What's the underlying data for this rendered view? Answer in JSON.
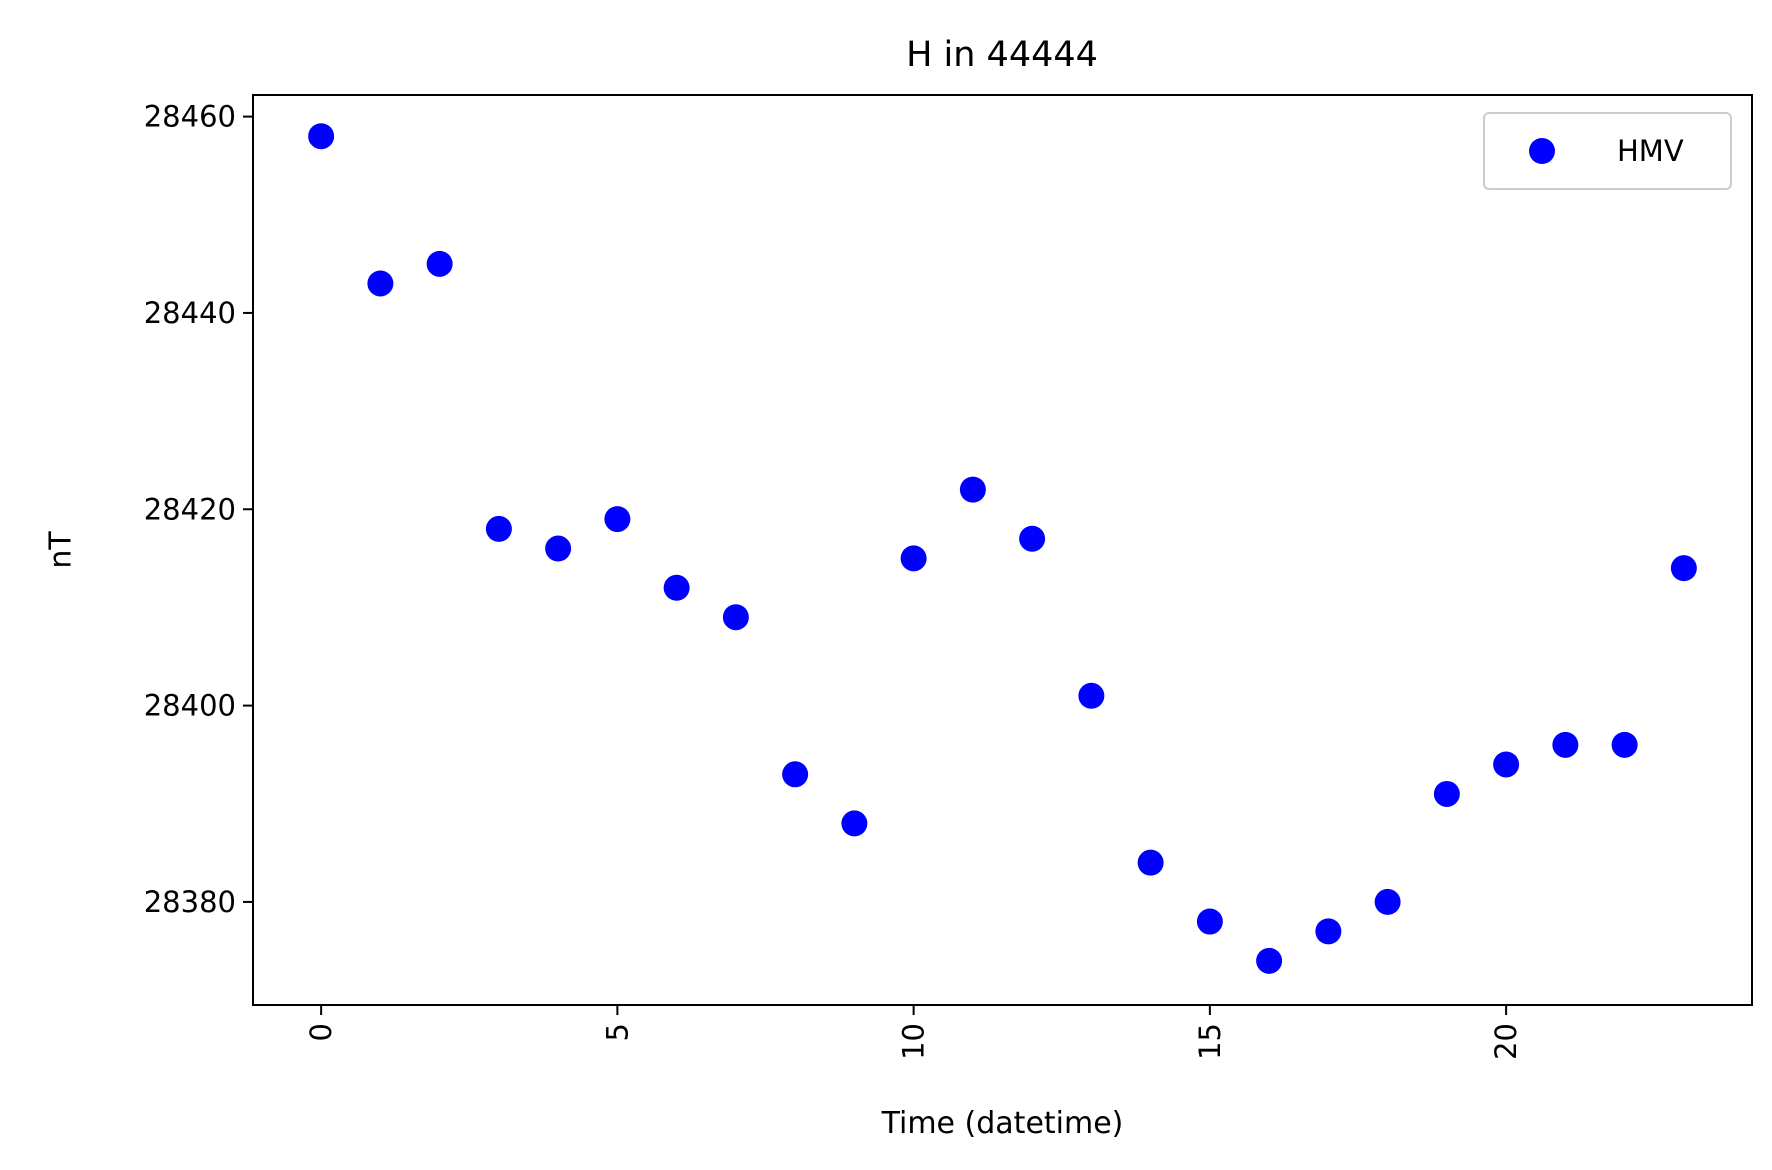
{
  "chart_data": {
    "type": "scatter",
    "title": "H in 44444",
    "xlabel": "Time (datetime)",
    "ylabel": "nT",
    "xlim": [
      -1.15,
      24.15
    ],
    "ylim": [
      28369.5,
      28462.2
    ],
    "x_ticks": [
      0,
      5,
      10,
      15,
      20
    ],
    "y_ticks": [
      28380,
      28400,
      28420,
      28440,
      28460
    ],
    "x_tick_rotation": -90,
    "grid": false,
    "legend": "top-right",
    "series": [
      {
        "name": "HMV",
        "color": "#0000ff",
        "marker": "circle",
        "x": [
          0,
          1,
          2,
          3,
          4,
          5,
          6,
          7,
          8,
          9,
          10,
          11,
          12,
          13,
          14,
          15,
          16,
          17,
          18,
          19,
          20,
          21,
          22,
          23
        ],
        "y": [
          28458,
          28443,
          28445,
          28418,
          28416,
          28419,
          28412,
          28409,
          28393,
          28388,
          28415,
          28422,
          28417,
          28401,
          28384,
          28378,
          28374,
          28377,
          28380,
          28391,
          28394,
          28396,
          28396,
          28414
        ]
      }
    ]
  }
}
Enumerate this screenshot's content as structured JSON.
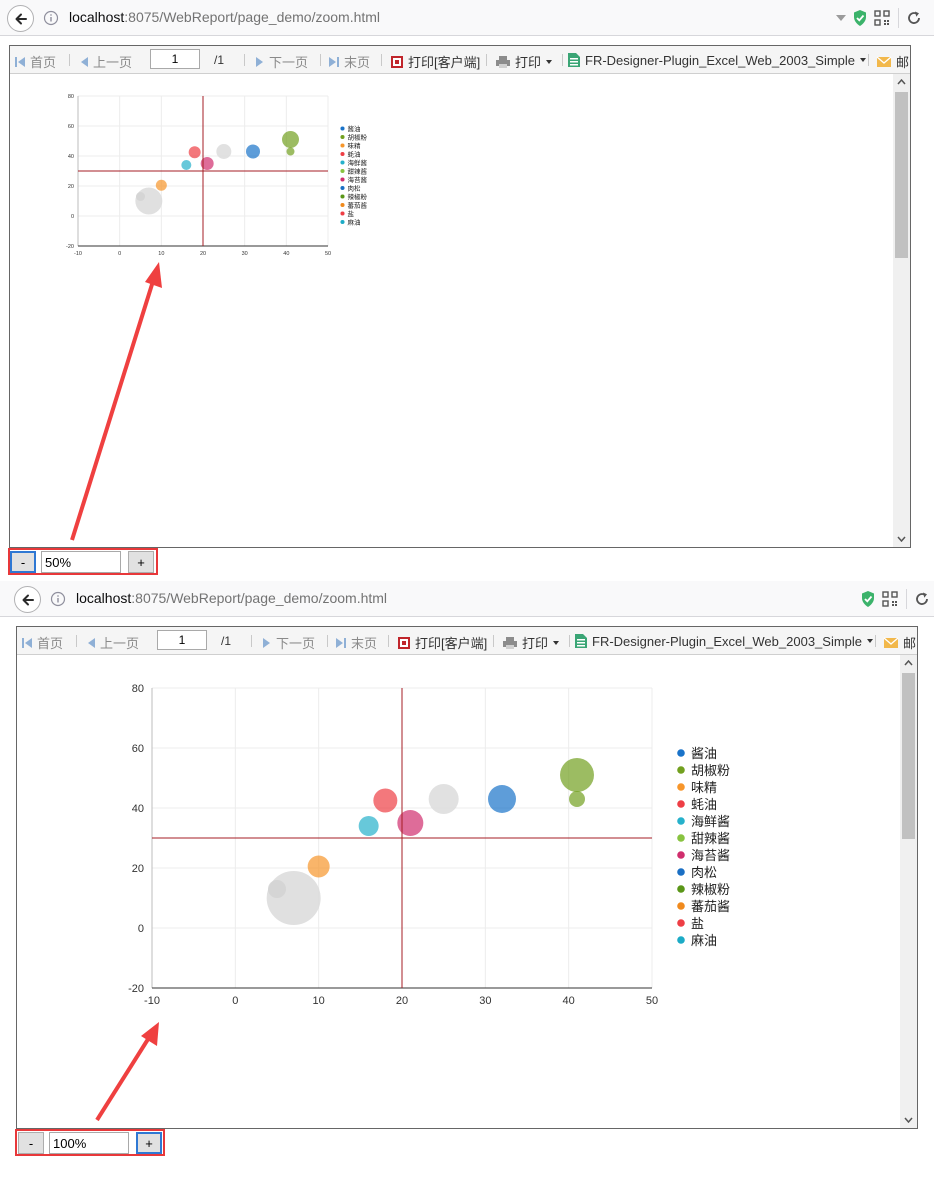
{
  "browser": {
    "url_host": "localhost",
    "url_rest": ":8075/WebReport/page_demo/zoom.html"
  },
  "toolbar": {
    "first_label": "首页",
    "prev_label": "上一页",
    "page_value": "1",
    "total_pages": "/1",
    "next_label": "下一页",
    "last_label": "末页",
    "print_client_label": "打印[客户端]",
    "print_label": "打印",
    "export_label": "FR-Designer-Plugin_Excel_Web_2003_Simple",
    "mail_label": "邮"
  },
  "zoom_top": {
    "minus": "-",
    "value": "50%",
    "plus": "+"
  },
  "zoom_bottom": {
    "minus": "-",
    "value": "100%",
    "plus": "+"
  },
  "chart_data": {
    "type": "scatter",
    "title": "",
    "xlabel": "",
    "ylabel": "",
    "xlim": [
      -10,
      50
    ],
    "ylim": [
      -20,
      80
    ],
    "x_ticks": [
      "-10",
      "0",
      "10",
      "20",
      "30",
      "40",
      "50"
    ],
    "y_ticks": [
      "80",
      "60",
      "40",
      "20",
      "0",
      "-20"
    ],
    "grid": true,
    "legend_position": "right",
    "reference_lines": {
      "x": 20,
      "y": 30,
      "color": "#a61c24"
    },
    "series": [
      {
        "name": "酱油",
        "color": "#1a73c9",
        "points": [
          {
            "x": 32,
            "y": 43,
            "size": 14
          }
        ]
      },
      {
        "name": "胡椒粉",
        "color": "#72a01f",
        "points": [
          {
            "x": 41,
            "y": 51,
            "size": 17
          },
          {
            "x": 41,
            "y": 43,
            "size": 8
          }
        ]
      },
      {
        "name": "味精",
        "color": "#f7962b",
        "points": [
          {
            "x": 10,
            "y": 20.5,
            "size": 11
          }
        ]
      },
      {
        "name": "蚝油",
        "color": "#ee3e45",
        "points": [
          {
            "x": 18,
            "y": 42.5,
            "size": 12
          }
        ]
      },
      {
        "name": "海鲜酱",
        "color": "#26b1cb",
        "points": [
          {
            "x": 16,
            "y": 34,
            "size": 10
          }
        ]
      },
      {
        "name": "甜辣酱",
        "color": "#88c340",
        "points": []
      },
      {
        "name": "海苔酱",
        "color": "#d02e6d",
        "points": [
          {
            "x": 21,
            "y": 35,
            "size": 13
          }
        ]
      },
      {
        "name": "肉松",
        "color": "#1a6fc4",
        "points": []
      },
      {
        "name": "辣椒粉",
        "color": "#5a9618",
        "points": []
      },
      {
        "name": "蕃茄酱",
        "color": "#f08a1d",
        "points": []
      },
      {
        "name": "盐",
        "color": "#ee3e45",
        "points": []
      },
      {
        "name": "麻油",
        "color": "#1cabc6",
        "points": []
      }
    ],
    "unlabeled_points": [
      {
        "x": 7,
        "y": 10,
        "size": 27,
        "color": "#dadada"
      },
      {
        "x": 5,
        "y": 13,
        "size": 9,
        "color": "#d2d2d2"
      },
      {
        "x": 25,
        "y": 43,
        "size": 15,
        "color": "#dcdcdc"
      }
    ]
  }
}
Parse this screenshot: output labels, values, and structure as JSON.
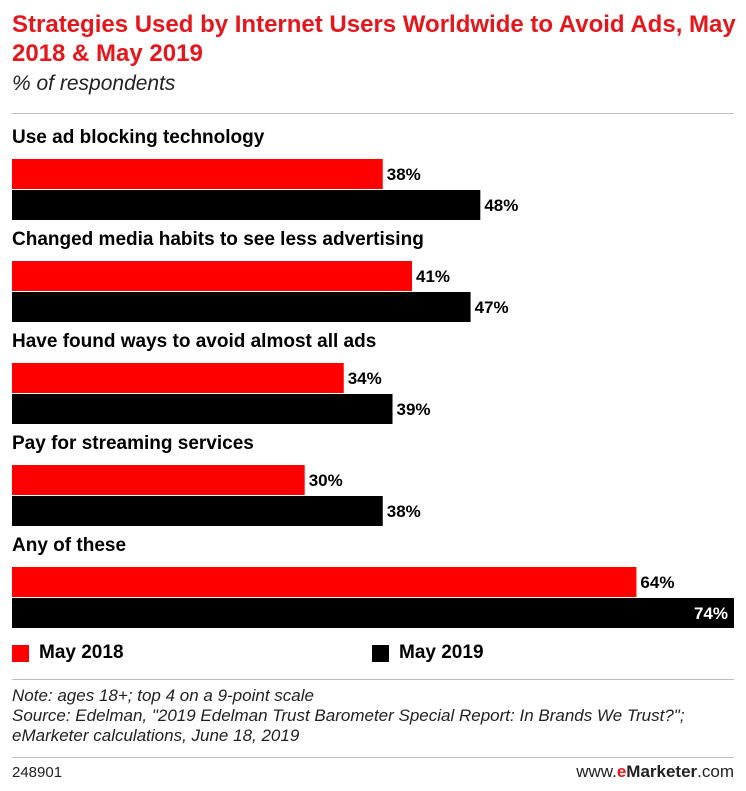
——————————
### What the task requires
Every record above should come back exactly, but without its pictures.

### Final result
What's the underlying data for this rendered view? Answer in JSON.
{
  "chart_data": {
    "type": "scatter",
    "title": "H in 44444",
    "xlabel": "Time (datetime)",
    "ylabel": "nT",
    "xlim": [
      -1.15,
      24.15
    ],
    "ylim": [
      28369.5,
      28462.2
    ],
    "x_ticks": [
      0,
      5,
      10,
      15,
      20
    ],
    "y_ticks": [
      28380,
      28400,
      28420,
      28440,
      28460
    ],
    "x_tick_rotation": -90,
    "grid": false,
    "legend": "top-right",
    "series": [
      {
        "name": "HMV",
        "color": "#0000ff",
        "marker": "circle",
        "x": [
          0,
          1,
          2,
          3,
          4,
          5,
          6,
          7,
          8,
          9,
          10,
          11,
          12,
          13,
          14,
          15,
          16,
          17,
          18,
          19,
          20,
          21,
          22,
          23
        ],
        "y": [
          28458,
          28443,
          28445,
          28418,
          28416,
          28419,
          28412,
          28409,
          28393,
          28388,
          28415,
          28422,
          28417,
          28401,
          28384,
          28378,
          28374,
          28377,
          28380,
          28391,
          28394,
          28396,
          28396,
          28414
        ]
      }
    ]
  }
}
Enumerate this screenshot's content as structured JSON.
{
  "browser": {
    "url_host": "localhost",
    "url_rest": ":8075/WebReport/page_demo/zoom.html"
  },
  "toolbar": {
    "first_label": "首页",
    "prev_label": "上一页",
    "page_value": "1",
    "total_pages": "/1",
    "next_label": "下一页",
    "last_label": "末页",
    "print_client_label": "打印[客户端]",
    "print_label": "打印",
    "export_label": "FR-Designer-Plugin_Excel_Web_2003_Simple",
    "mail_label": "邮"
  },
  "zoom_top": {
    "minus": "-",
    "value": "50%",
    "plus": "+"
  },
  "zoom_bottom": {
    "minus": "-",
    "value": "100%",
    "plus": "+"
  },
  "chart_data": {
    "type": "scatter",
    "title": "",
    "xlabel": "",
    "ylabel": "",
    "xlim": [
      -10,
      50
    ],
    "ylim": [
      -20,
      80
    ],
    "x_ticks": [
      "-10",
      "0",
      "10",
      "20",
      "30",
      "40",
      "50"
    ],
    "y_ticks": [
      "80",
      "60",
      "40",
      "20",
      "0",
      "-20"
    ],
    "grid": true,
    "legend_position": "right",
    "reference_lines": {
      "x": 20,
      "y": 30,
      "color": "#a61c24"
    },
    "series": [
      {
        "name": "酱油",
        "color": "#1a73c9",
        "points": [
          {
            "x": 32,
            "y": 43,
            "size": 14
          }
        ]
      },
      {
        "name": "胡椒粉",
        "color": "#72a01f",
        "points": [
          {
            "x": 41,
            "y": 51,
            "size": 17
          },
          {
            "x": 41,
            "y": 43,
            "size": 8
          }
        ]
      },
      {
        "name": "味精",
        "color": "#f7962b",
        "points": [
          {
            "x": 10,
            "y": 20.5,
            "size": 11
          }
        ]
      },
      {
        "name": "蚝油",
        "color": "#ee3e45",
        "points": [
          {
            "x": 18,
            "y": 42.5,
            "size": 12
          }
        ]
      },
      {
        "name": "海鲜酱",
        "color": "#26b1cb",
        "points": [
          {
            "x": 16,
            "y": 34,
            "size": 10
          }
        ]
      },
      {
        "name": "甜辣酱",
        "color": "#88c340",
        "points": []
      },
      {
        "name": "海苔酱",
        "color": "#d02e6d",
        "points": [
          {
            "x": 21,
            "y": 35,
            "size": 13
          }
        ]
      },
      {
        "name": "肉松",
        "color": "#1a6fc4",
        "points": []
      },
      {
        "name": "辣椒粉",
        "color": "#5a9618",
        "points": []
      },
      {
        "name": "蕃茄酱",
        "color": "#f08a1d",
        "points": []
      },
      {
        "name": "盐",
        "color": "#ee3e45",
        "points": []
      },
      {
        "name": "麻油",
        "color": "#1cabc6",
        "points": []
      }
    ],
    "unlabeled_points": [
      {
        "x": 7,
        "y": 10,
        "size": 27,
        "color": "#dadada"
      },
      {
        "x": 5,
        "y": 13,
        "size": 9,
        "color": "#d2d2d2"
      },
      {
        "x": 25,
        "y": 43,
        "size": 15,
        "color": "#dcdcdc"
      }
    ]
  }
}
Parse this screenshot: output labels, values, and structure as JSON.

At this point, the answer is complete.